What you will do:
Pick every line with "slice" from the material below.

Record set:
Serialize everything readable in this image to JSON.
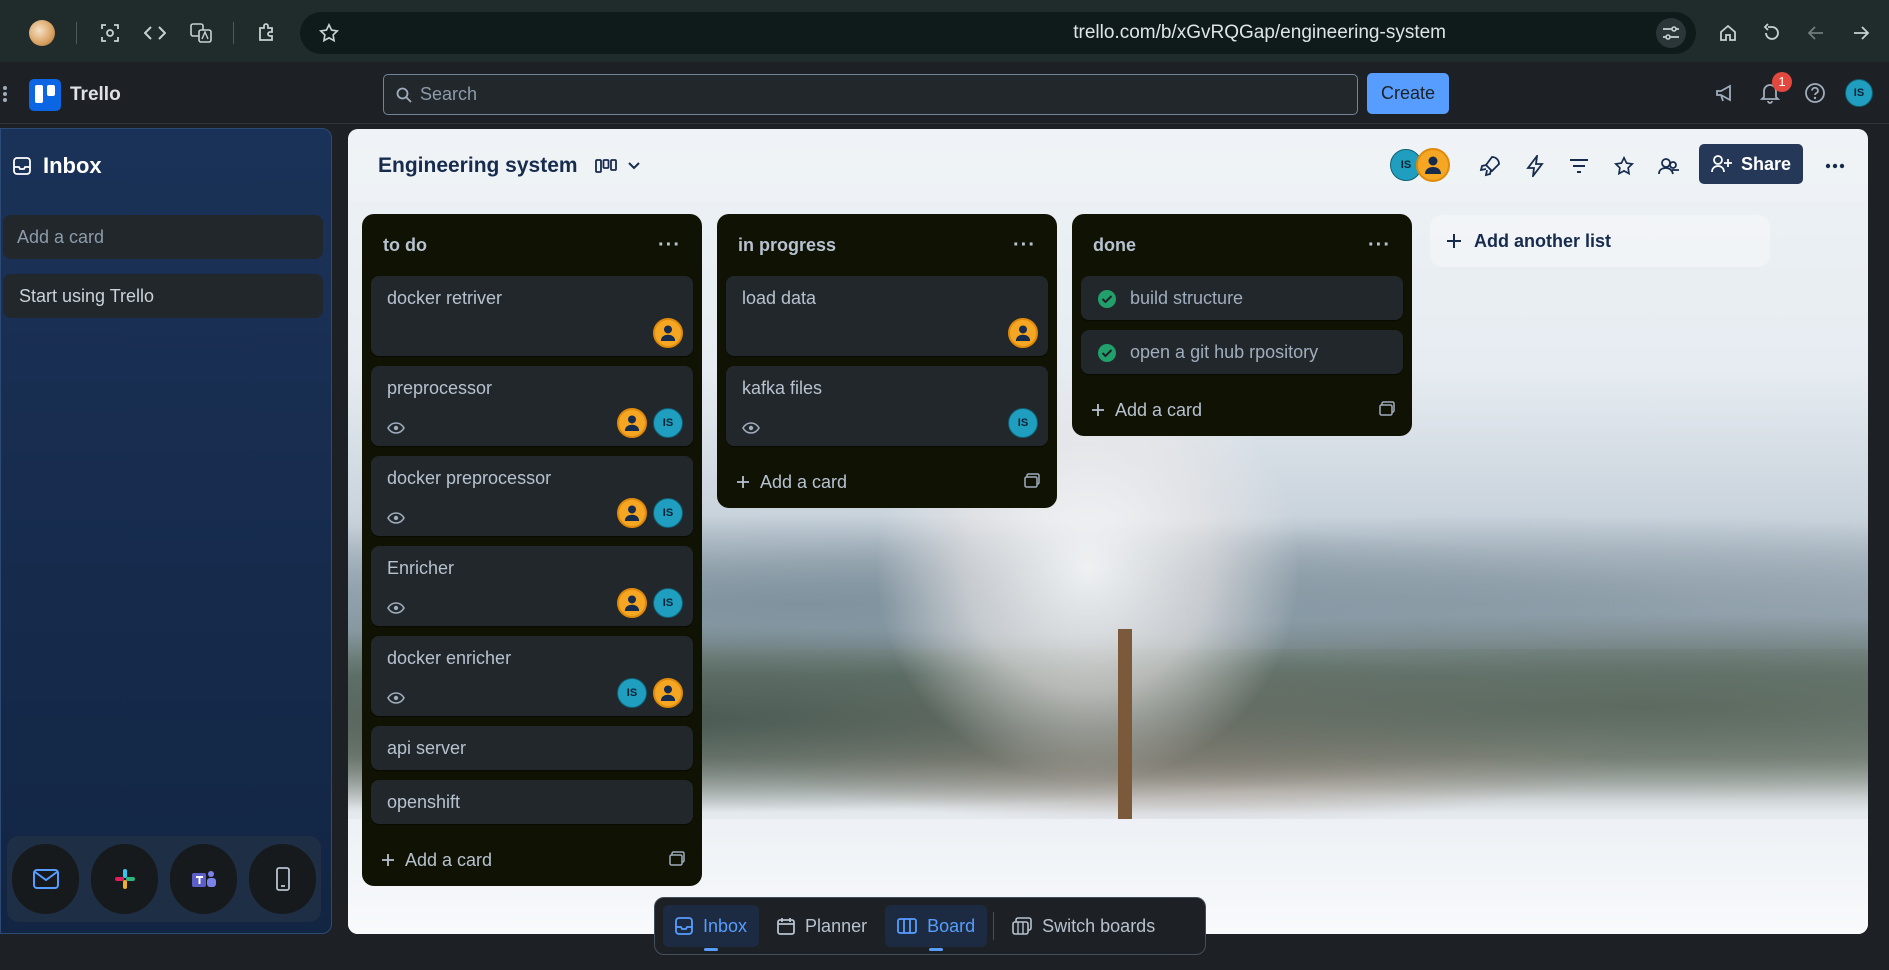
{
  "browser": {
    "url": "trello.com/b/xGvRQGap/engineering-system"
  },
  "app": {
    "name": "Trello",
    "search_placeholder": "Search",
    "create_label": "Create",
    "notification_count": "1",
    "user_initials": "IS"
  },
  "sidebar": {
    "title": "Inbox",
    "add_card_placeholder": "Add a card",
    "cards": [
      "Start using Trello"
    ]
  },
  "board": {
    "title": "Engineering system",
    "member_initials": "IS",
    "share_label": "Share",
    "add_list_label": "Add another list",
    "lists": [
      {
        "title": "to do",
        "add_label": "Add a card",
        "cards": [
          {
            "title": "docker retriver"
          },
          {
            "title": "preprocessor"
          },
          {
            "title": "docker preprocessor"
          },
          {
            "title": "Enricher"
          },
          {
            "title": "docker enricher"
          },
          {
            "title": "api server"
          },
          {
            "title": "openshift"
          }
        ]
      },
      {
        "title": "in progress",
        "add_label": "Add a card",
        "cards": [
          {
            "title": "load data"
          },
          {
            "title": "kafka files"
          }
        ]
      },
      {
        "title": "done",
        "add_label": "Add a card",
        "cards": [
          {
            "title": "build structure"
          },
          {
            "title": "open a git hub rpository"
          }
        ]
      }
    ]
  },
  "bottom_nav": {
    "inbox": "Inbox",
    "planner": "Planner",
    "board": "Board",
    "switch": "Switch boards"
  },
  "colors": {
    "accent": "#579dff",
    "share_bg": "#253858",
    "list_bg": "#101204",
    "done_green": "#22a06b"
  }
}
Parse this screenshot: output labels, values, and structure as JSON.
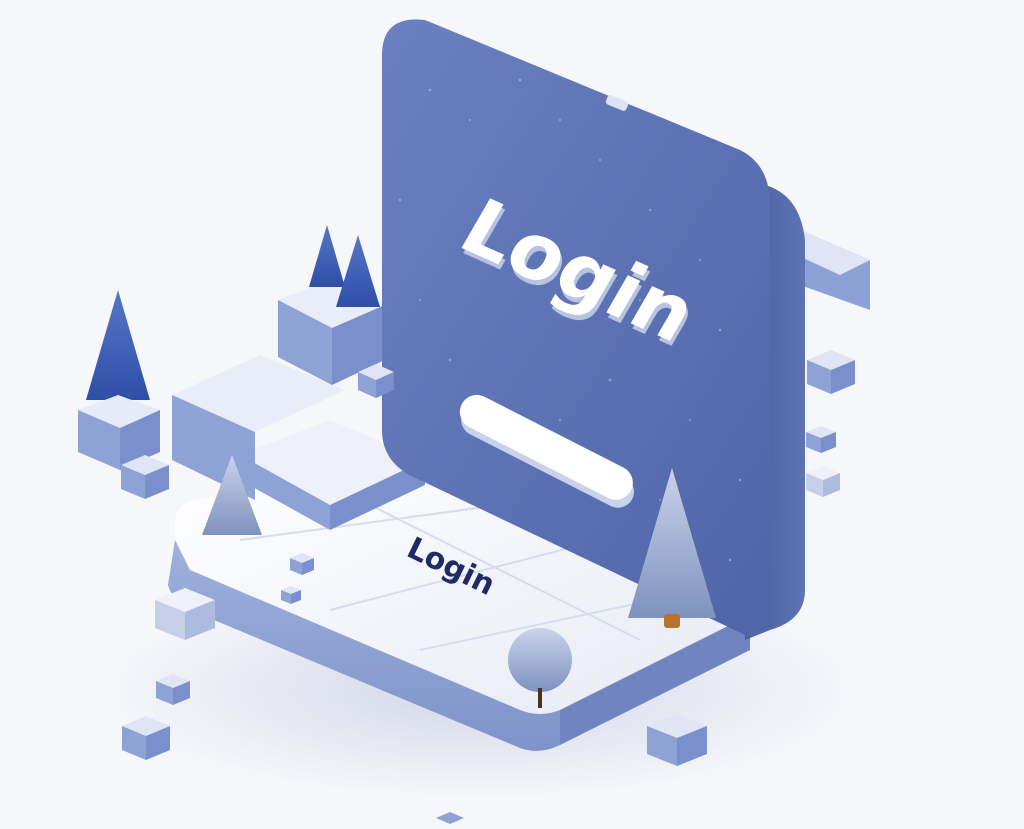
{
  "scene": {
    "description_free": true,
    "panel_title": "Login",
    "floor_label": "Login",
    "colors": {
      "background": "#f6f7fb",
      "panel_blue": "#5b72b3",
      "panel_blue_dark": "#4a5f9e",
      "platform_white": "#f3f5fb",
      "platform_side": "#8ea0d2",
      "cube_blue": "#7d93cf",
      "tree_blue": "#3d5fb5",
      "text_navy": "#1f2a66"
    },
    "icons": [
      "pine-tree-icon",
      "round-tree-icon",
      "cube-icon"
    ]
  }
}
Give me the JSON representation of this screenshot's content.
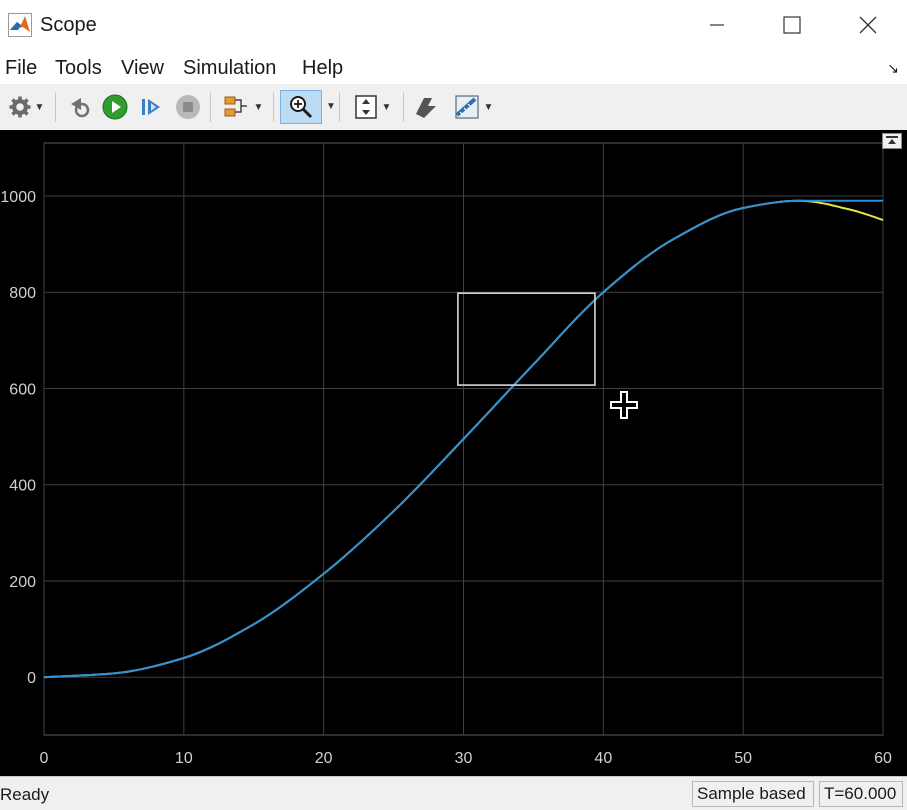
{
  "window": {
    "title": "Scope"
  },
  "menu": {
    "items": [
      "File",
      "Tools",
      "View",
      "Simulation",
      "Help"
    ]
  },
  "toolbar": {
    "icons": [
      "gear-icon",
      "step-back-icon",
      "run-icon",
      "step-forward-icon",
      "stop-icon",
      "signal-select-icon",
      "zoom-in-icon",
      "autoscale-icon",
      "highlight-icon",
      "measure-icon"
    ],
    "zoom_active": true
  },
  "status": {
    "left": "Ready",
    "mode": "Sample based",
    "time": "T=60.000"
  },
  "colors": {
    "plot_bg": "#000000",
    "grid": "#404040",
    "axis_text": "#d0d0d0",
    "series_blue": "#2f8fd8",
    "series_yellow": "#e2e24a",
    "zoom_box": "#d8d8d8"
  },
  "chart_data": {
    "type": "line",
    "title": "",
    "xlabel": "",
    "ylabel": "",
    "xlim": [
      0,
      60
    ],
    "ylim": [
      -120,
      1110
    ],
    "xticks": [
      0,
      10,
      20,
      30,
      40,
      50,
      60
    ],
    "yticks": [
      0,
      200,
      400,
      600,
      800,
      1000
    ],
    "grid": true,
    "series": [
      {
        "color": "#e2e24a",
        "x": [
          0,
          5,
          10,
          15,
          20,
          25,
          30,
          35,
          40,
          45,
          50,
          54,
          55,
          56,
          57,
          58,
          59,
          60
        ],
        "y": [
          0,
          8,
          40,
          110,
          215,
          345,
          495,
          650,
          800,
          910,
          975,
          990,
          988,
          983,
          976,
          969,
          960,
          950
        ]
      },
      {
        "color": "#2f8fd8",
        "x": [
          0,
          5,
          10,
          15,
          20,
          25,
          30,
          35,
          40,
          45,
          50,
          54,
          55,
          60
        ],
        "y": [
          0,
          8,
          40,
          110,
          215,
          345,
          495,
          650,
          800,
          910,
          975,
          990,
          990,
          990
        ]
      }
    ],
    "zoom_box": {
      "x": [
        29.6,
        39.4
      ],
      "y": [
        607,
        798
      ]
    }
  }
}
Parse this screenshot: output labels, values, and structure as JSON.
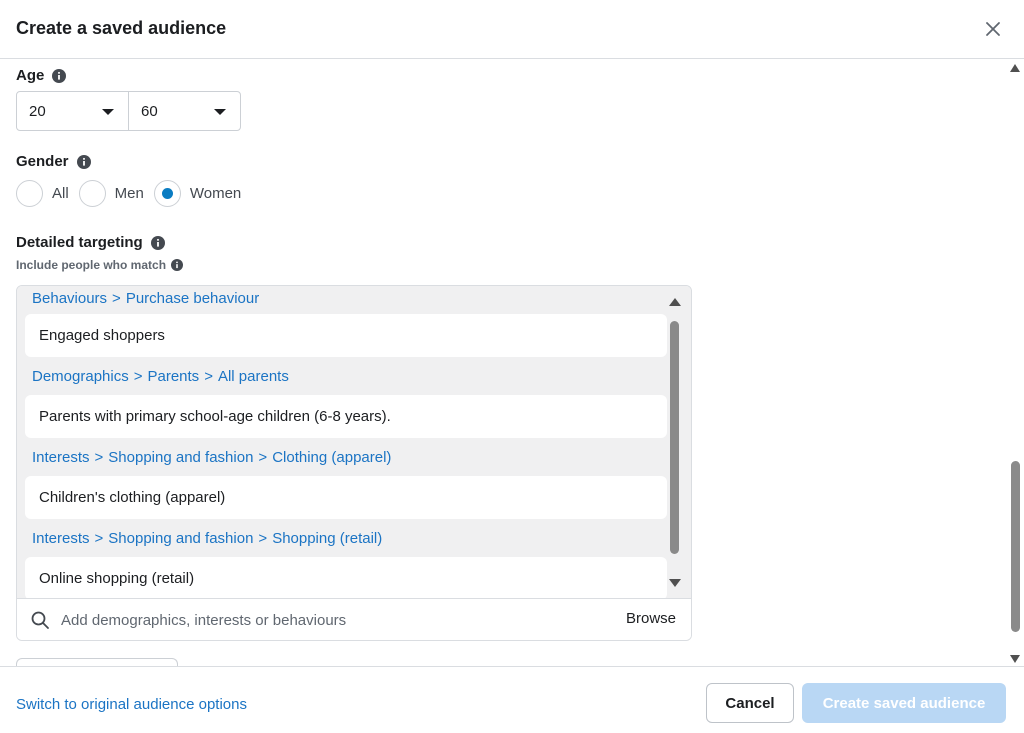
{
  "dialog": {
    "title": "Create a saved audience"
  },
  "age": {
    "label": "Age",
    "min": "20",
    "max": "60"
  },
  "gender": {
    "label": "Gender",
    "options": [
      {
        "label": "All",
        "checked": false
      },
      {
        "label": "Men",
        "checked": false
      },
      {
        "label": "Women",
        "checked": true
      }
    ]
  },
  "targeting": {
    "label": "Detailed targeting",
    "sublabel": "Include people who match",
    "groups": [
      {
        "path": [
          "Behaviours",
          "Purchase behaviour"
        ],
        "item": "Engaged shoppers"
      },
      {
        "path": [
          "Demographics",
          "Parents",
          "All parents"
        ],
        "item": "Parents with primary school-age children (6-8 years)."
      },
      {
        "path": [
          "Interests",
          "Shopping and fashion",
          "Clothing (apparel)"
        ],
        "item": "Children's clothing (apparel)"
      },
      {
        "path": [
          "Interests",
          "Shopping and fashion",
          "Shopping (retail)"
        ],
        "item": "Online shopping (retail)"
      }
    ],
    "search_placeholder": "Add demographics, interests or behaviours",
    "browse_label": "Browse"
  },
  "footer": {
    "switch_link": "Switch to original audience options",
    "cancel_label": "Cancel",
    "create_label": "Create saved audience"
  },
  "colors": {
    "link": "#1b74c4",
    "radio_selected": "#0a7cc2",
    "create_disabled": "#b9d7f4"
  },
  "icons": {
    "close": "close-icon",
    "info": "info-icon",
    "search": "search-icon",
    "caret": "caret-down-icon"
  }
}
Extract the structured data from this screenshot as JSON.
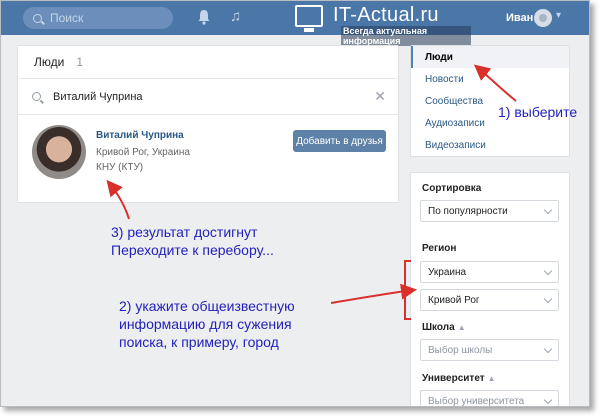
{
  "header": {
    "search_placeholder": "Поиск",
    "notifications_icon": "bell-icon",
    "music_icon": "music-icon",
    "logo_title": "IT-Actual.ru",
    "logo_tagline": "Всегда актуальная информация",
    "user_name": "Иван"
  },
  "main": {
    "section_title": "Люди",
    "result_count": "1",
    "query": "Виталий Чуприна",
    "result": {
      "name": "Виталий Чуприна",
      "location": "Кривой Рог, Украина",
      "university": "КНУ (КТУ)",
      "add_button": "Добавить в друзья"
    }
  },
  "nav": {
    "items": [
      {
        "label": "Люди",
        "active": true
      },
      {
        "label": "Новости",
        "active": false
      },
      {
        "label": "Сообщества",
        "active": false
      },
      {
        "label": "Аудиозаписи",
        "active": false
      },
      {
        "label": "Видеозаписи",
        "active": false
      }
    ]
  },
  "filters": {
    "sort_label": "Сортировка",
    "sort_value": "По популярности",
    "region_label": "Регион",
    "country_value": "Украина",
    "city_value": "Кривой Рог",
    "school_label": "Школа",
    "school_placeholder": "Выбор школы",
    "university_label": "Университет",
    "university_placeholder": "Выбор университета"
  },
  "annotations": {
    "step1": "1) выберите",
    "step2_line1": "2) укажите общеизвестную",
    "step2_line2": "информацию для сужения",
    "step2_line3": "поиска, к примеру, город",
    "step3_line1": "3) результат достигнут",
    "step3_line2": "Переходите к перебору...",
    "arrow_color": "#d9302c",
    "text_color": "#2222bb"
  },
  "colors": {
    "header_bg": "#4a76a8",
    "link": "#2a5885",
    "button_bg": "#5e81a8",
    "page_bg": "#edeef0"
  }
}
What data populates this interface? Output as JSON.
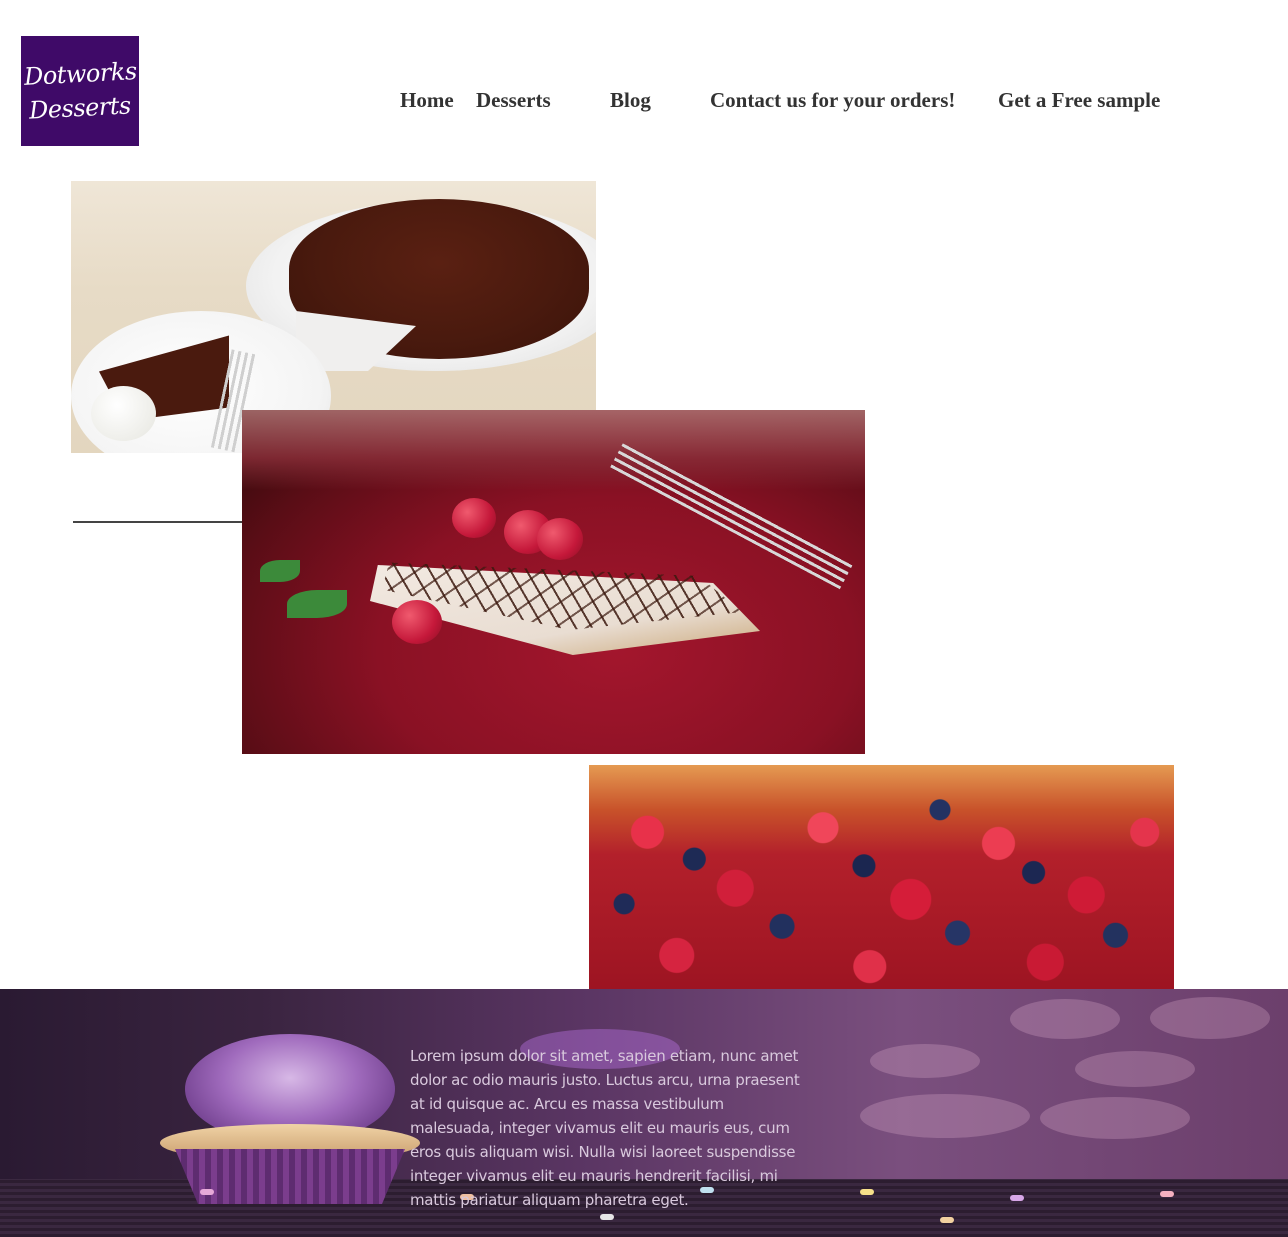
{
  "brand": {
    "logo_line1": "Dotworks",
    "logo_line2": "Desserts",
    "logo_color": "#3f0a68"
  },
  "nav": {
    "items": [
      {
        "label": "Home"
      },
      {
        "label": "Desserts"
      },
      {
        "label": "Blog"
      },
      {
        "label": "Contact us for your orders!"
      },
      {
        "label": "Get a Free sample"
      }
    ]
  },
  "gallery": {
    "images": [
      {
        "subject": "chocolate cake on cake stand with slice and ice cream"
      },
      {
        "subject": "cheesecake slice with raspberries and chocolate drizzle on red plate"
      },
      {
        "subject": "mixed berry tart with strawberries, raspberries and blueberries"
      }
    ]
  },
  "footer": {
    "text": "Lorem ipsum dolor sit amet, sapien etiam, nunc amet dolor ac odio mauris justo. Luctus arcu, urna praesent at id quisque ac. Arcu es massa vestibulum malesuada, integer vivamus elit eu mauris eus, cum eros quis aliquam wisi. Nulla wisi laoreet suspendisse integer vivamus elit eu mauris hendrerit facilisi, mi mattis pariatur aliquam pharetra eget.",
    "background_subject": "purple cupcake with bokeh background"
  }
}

The answer:
        "subject": "chocolate cake on cake stand with slice and ice cream"
        "subject": "cheesecake slice with raspberries and chocolate drizzle on red plate"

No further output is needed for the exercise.